##### PROVIDED DATA #####

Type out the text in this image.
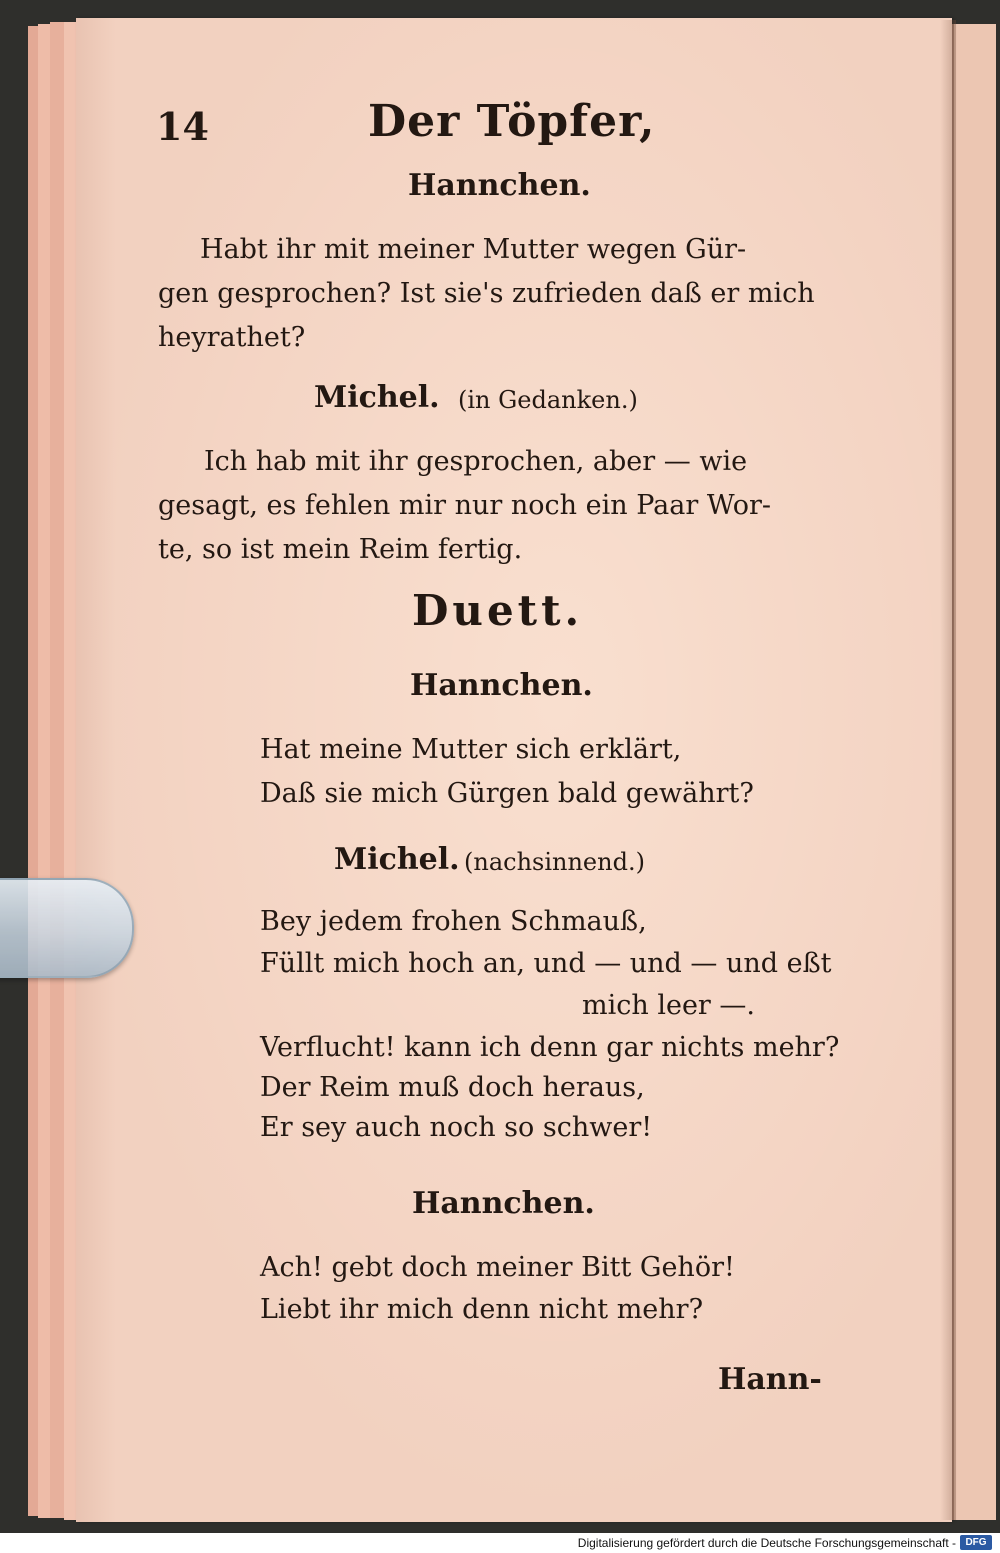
14	Der Töpfer,
Hannchen.
Habt ihr mit meiner Mutter wegen Gür-
gen gesprochen? Ist sie's zufrieden daß er mich
heyrathet?
Michel. (in Gedanken.)
Ich hab mit ihr gesprochen, aber — wie
gesagt, es fehlen mir nur noch ein Paar Wor-
te, so ist mein Reim fertig.
Duett.
Hannchen.
Hat meine Mutter sich erklärt,
Daß sie mich Gürgen bald gewährt?
Michel. (nachsinnend.)
Bey jedem frohen Schmauß,
Füllt mich hoch an, und — und — und eßt
mich leer —.
Verflucht! kann ich denn gar nichts mehr?
Der Reim muß doch heraus,
Er sey auch noch so schwer!
Hannchen.
Ach! gebt doch meiner Bitt Gehör!
Liebt ihr mich denn nicht mehr?
Hann-
Digitalisierung gefördert durch die Deutsche Forschungsgemeinschaft - DFG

#####

● WHAT YOU SHOULD DO: Print the records word for word and exclude any picture they hold.

● TASK RESULT:
Type out the text in this image.
14	Der Töpfer,
Hannchen.
Habt ihr mit meiner Mutter wegen Gür-
gen gesprochen? Ist sie's zufrieden daß er mich
heyrathet?
Michel. (in Gedanken.)
Ich hab mit ihr gesprochen, aber — wie
gesagt, es fehlen mir nur noch ein Paar Wor-
te, so ist mein Reim fertig.
Duett.
Hannchen.
Hat meine Mutter sich erklärt,
Daß sie mich Gürgen bald gewährt?
Michel. (nachsinnend.)
Bey jedem frohen Schmauß,
Füllt mich hoch an, und — und — und eßt
mich leer —.
Verflucht! kann ich denn gar nichts mehr?
Der Reim muß doch heraus,
Er sey auch noch so schwer!
Hannchen.
Ach! gebt doch meiner Bitt Gehör!
Liebt ihr mich denn nicht mehr?
Hann-
Digitalisierung gefördert durch die Deutsche Forschungsgemeinschaft - DFG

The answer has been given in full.